● Working data:
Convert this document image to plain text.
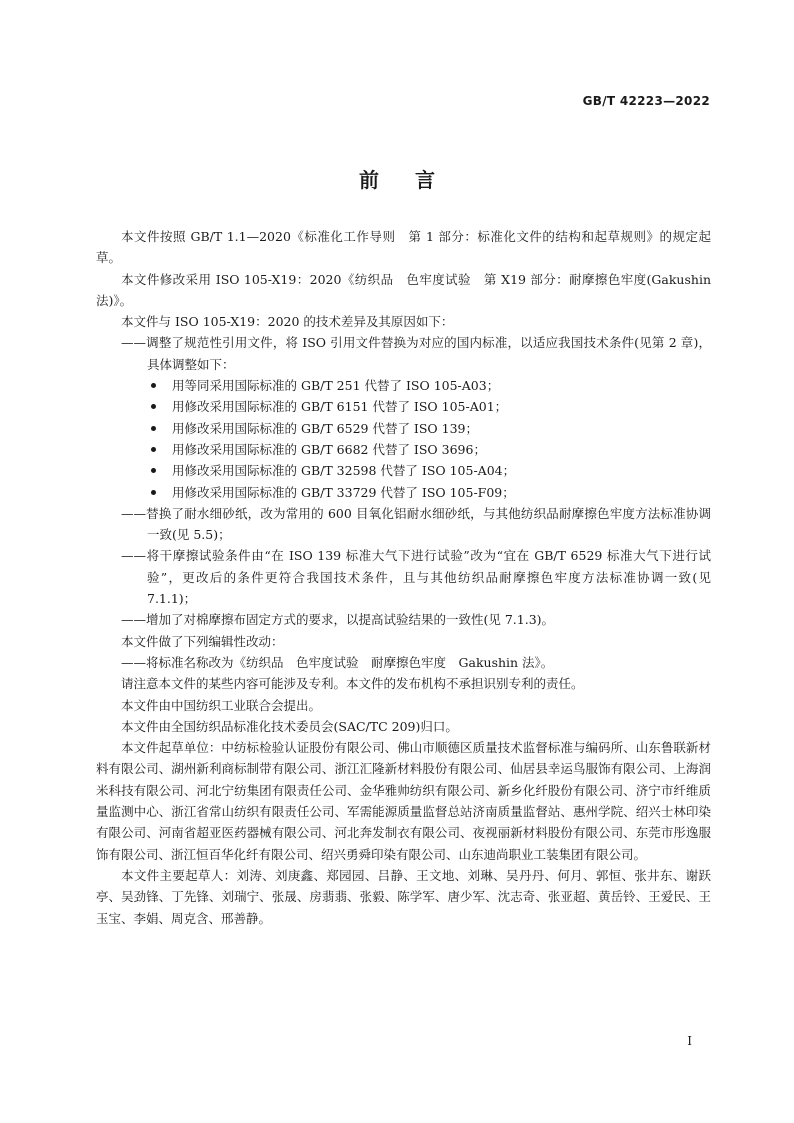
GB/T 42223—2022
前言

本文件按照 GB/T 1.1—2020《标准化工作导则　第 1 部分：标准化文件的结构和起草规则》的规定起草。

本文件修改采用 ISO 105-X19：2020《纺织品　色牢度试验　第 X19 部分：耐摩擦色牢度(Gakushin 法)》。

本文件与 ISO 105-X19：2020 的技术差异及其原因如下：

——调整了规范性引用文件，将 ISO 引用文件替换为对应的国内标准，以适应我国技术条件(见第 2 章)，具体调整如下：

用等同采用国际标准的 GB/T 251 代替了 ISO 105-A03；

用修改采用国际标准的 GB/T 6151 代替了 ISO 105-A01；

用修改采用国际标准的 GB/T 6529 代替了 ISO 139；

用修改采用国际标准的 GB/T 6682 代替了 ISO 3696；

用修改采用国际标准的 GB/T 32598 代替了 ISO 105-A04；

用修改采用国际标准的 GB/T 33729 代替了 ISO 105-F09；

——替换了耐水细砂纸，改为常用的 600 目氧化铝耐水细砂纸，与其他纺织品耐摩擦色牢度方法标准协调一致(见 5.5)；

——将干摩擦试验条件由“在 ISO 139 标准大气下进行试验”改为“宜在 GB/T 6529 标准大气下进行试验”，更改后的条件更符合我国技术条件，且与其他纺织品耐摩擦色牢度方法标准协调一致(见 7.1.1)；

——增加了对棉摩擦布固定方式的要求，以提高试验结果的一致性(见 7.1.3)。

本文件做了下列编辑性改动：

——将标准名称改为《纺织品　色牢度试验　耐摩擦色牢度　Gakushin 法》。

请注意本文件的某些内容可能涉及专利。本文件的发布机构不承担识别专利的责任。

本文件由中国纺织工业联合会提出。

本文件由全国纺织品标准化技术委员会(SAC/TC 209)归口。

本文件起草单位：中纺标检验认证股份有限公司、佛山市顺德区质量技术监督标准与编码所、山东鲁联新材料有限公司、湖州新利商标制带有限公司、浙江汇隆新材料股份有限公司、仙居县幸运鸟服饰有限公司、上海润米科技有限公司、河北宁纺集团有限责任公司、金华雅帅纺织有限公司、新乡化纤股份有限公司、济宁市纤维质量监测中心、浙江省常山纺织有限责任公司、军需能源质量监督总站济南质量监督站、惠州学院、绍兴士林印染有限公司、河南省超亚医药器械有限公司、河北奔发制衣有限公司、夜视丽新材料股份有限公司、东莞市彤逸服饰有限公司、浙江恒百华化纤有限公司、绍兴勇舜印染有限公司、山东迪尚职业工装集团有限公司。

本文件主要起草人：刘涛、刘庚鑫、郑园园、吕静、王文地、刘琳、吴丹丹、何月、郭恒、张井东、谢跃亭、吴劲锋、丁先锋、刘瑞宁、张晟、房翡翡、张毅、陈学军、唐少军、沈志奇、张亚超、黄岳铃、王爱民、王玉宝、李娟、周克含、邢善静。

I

● Prompt: Select and copy every line of the material that holds the string "色牢度试验".

● Written solution:
本文件修改采用 ISO 105-X19：2020《纺织品　色牢度试验　第 X19 部分：耐摩擦色牢度(Gakushin 法)》。
——将标准名称改为《纺织品　色牢度试验　耐摩擦色牢度　Gakushin 法》。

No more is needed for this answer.